Can you transcribe every entry word for word, skipping the images?

Information shown -

┄┄┄┄┄┄┄┄┄┄┄┄┄┄┄┄┄┄┄┄

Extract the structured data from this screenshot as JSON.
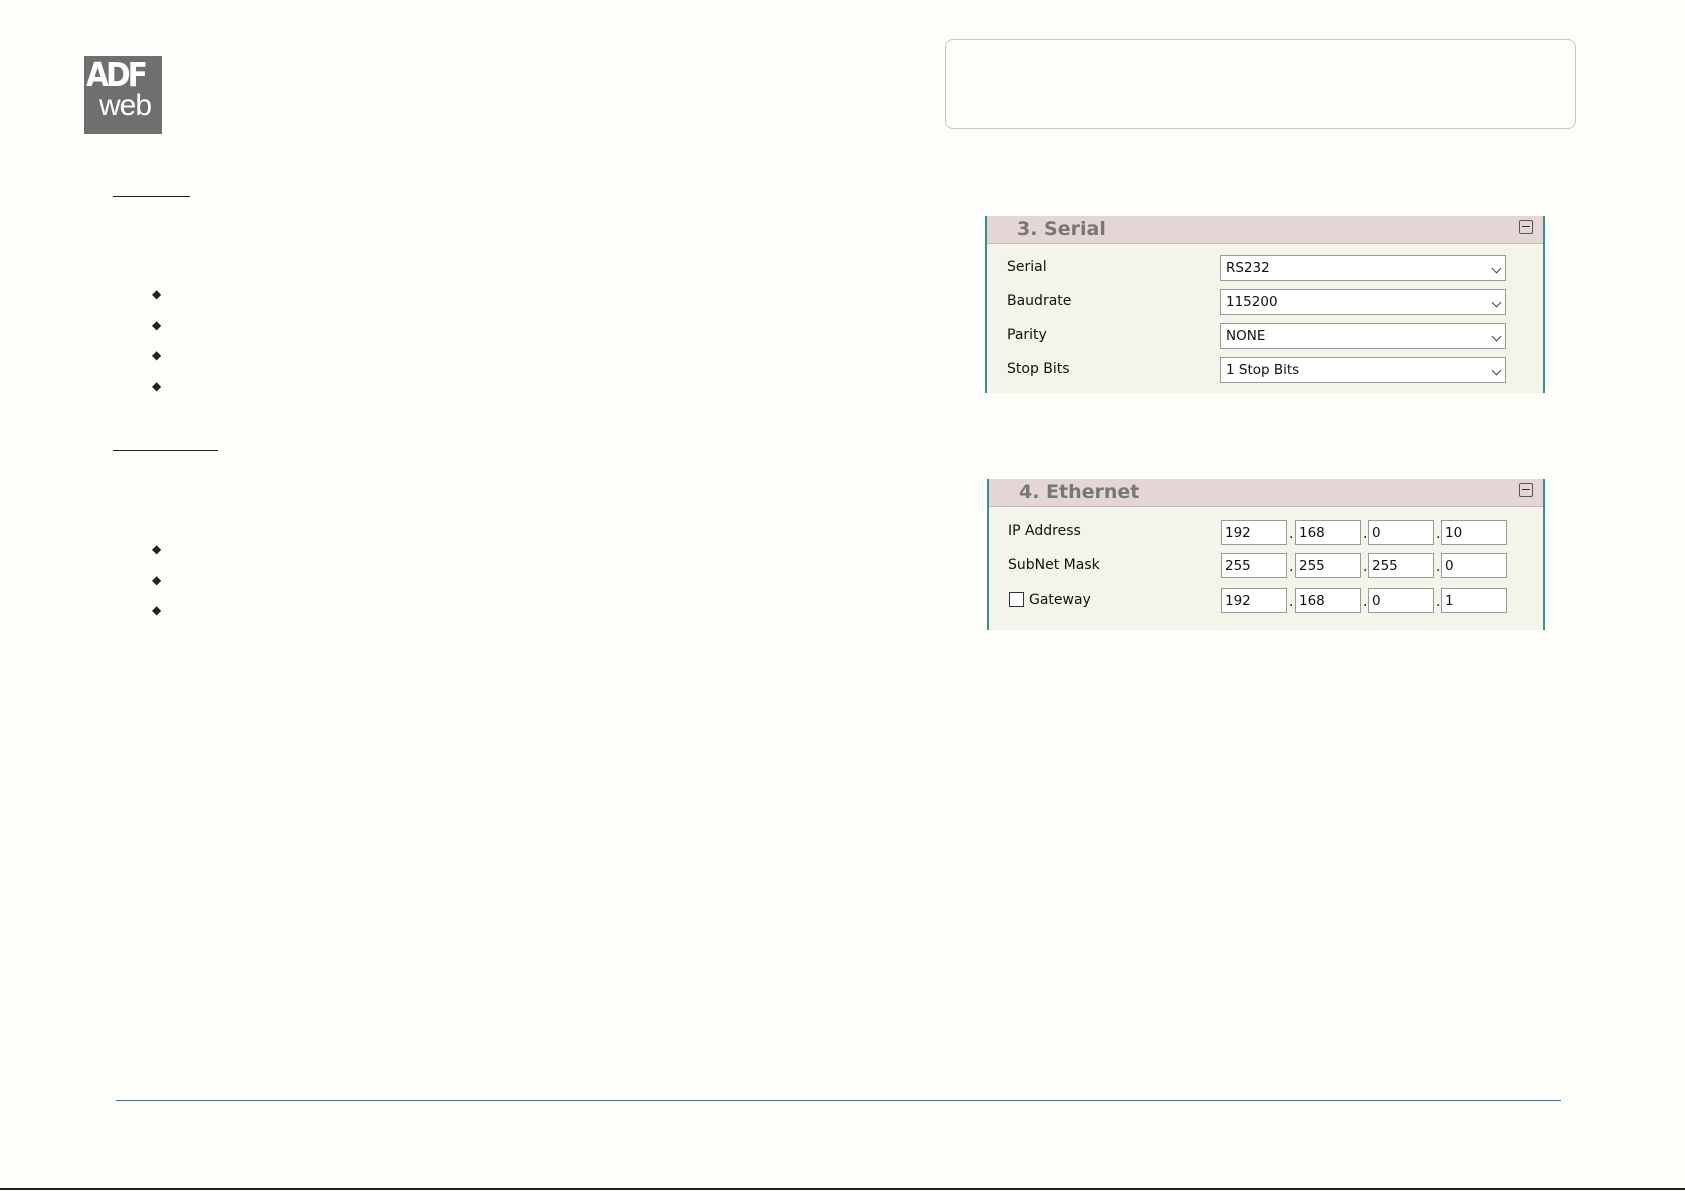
{
  "logo": {
    "line1": "ADF",
    "line2": "web"
  },
  "serial_panel": {
    "title": "3. Serial",
    "fields": [
      {
        "label": "Serial",
        "value": "RS232"
      },
      {
        "label": "Baudrate",
        "value": "115200"
      },
      {
        "label": "Parity",
        "value": "NONE"
      },
      {
        "label": "Stop Bits",
        "value": "1 Stop Bits"
      }
    ]
  },
  "ethernet_panel": {
    "title": "4. Ethernet",
    "ip": {
      "label": "IP Address",
      "octets": [
        "192",
        "168",
        "0",
        "10"
      ]
    },
    "subnet": {
      "label": "SubNet Mask",
      "octets": [
        "255",
        "255",
        "255",
        "0"
      ]
    },
    "gateway": {
      "label": "Gateway",
      "checked": false,
      "octets": [
        "192",
        "168",
        "0",
        "1"
      ]
    }
  },
  "bullet_glyph": "◆"
}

┄┄┄┄┄┄┄┄┄┄┄┄┄┄┄┄┄┄┄┄

Answer to this task -
Extract the structured data from this screenshot as JSON.
{
  "logo": {
    "line1": "ADF",
    "line2": "web"
  },
  "serial_panel": {
    "title": "3. Serial",
    "fields": [
      {
        "label": "Serial",
        "value": "RS232"
      },
      {
        "label": "Baudrate",
        "value": "115200"
      },
      {
        "label": "Parity",
        "value": "NONE"
      },
      {
        "label": "Stop Bits",
        "value": "1 Stop Bits"
      }
    ]
  },
  "ethernet_panel": {
    "title": "4. Ethernet",
    "ip": {
      "label": "IP Address",
      "octets": [
        "192",
        "168",
        "0",
        "10"
      ]
    },
    "subnet": {
      "label": "SubNet Mask",
      "octets": [
        "255",
        "255",
        "255",
        "0"
      ]
    },
    "gateway": {
      "label": "Gateway",
      "checked": false,
      "octets": [
        "192",
        "168",
        "0",
        "1"
      ]
    }
  },
  "bullet_glyph": "◆"
}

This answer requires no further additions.